**TEXT PASSAGE**
○ ○ ○ ○

# Cellar Craft Kits



## Jacukel (Nov 20, 2007)

My first kit was a Wine Expert Vintner's Reserve Pinot Noir which turned out pretty lousy. I learned some valuable lessons about patience during fermentation and driving off CO2. Oh well.

My second kit was a Cellar Craft White Shiraz which I am just about to bottle. i tried a bit after secondary fermentation— WOW!— it was good. It has fined out to a beautiful clear rose' color. So, short of actually aging it a bit and having a bottle, I think I'd recommend this one. 

I just ordered a Cellar Craft Nebbiolo Riserva. Anyone ever try this one? I am thinking about adding some re-hydrated raisins in the primary. Any recommendations on how much would be good to just boost the alcohol a bit?

Thanks


----------



## smurfe (Nov 24, 2007)

That would all depend on the sugar content of the raisins. It will add more to body than alcohol content though. If you truly want to raise the alcohol content, and I don't know why, it would be best to add some sugar to raise the starting SG after you rehydrate the kit. Be aware though that is could throw off the balance of the wine. You will also void any warranty offered by the manufacturer but hey, it's your wine.

Cellar Craft kits are some of the best I have made. I made a Rosso Fortissimo and an Amarone. These were both grape pack kits and the older versions. I have heard they are even better now. I recently took some of the Amarone (the Rosso is long gone) to Winestock and it was very well received and judged the second best Red wine (behind a fabulous Pinot Noir) by the people attending. I see the Rosso Fortissimo is available as one of their premiere LE kits this year. I would highly recommend this kit.


----------

○ ○ ○ ○

**PROVIDED DATA**

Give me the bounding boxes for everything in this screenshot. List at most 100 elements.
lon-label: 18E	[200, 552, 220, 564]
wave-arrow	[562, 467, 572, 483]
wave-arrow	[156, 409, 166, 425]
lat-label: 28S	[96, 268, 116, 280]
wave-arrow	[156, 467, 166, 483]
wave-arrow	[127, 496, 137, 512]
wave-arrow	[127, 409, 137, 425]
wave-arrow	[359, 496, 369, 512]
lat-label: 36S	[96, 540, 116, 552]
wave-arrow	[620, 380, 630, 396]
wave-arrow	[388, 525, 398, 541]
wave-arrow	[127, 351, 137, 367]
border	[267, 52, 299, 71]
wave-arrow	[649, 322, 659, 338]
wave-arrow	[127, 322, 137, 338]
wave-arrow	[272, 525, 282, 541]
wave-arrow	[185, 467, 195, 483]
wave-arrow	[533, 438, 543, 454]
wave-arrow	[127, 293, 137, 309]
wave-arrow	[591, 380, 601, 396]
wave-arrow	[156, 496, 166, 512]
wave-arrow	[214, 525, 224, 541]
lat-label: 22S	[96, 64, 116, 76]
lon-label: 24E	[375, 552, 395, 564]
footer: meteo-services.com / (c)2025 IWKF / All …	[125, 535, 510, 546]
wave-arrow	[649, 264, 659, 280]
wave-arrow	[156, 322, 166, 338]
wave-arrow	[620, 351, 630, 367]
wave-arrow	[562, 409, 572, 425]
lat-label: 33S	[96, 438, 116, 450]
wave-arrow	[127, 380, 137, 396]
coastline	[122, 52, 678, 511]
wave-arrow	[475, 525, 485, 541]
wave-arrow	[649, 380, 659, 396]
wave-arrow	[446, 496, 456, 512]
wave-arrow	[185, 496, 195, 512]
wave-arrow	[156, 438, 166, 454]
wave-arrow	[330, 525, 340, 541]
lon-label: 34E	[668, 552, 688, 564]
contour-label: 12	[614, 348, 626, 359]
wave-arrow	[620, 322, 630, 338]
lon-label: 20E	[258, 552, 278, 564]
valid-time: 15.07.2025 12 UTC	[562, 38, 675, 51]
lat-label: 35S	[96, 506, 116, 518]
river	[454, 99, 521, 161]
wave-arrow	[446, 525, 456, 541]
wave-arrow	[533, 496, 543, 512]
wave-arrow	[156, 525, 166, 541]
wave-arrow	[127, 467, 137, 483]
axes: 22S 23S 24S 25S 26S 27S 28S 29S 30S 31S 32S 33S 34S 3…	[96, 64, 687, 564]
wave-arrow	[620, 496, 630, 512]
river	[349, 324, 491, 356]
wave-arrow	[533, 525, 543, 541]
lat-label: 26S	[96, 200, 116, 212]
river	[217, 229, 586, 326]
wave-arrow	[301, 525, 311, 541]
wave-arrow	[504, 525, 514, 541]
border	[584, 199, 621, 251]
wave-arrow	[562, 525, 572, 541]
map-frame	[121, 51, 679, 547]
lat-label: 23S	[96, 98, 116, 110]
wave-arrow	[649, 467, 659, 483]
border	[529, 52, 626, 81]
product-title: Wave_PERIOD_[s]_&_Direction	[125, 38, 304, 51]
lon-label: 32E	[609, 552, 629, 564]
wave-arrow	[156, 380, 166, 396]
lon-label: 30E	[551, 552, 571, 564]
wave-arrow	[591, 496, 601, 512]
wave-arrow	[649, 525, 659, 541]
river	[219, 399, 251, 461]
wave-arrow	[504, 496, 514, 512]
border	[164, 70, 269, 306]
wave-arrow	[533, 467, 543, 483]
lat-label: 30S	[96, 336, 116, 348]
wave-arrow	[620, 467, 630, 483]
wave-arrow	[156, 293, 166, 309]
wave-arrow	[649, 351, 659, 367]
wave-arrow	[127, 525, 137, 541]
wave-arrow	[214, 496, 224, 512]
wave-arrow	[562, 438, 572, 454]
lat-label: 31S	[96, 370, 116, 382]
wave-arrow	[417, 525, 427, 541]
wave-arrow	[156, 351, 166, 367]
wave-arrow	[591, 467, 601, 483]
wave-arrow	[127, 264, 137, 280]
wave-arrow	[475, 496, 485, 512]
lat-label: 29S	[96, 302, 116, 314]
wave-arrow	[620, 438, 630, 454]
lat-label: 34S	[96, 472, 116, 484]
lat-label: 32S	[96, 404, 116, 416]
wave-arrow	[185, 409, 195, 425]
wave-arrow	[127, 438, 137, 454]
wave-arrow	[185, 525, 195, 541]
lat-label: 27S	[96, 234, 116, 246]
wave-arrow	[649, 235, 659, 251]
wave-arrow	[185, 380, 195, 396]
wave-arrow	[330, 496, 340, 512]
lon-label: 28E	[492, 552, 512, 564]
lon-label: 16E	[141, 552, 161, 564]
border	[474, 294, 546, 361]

○ ○ ○ ○

**REQUIRED TASK**
Reproduce the Cellar Craft kits thread word for word from "My first kit" to "CO2. Oh well.".

**THE ANSWER**
My first kit was a Wine Expert Vintner's Reserve Pinot Noir which turned out pretty lousy. I learned some valuable lessons about patience during fermentation and driving off CO2. Oh well.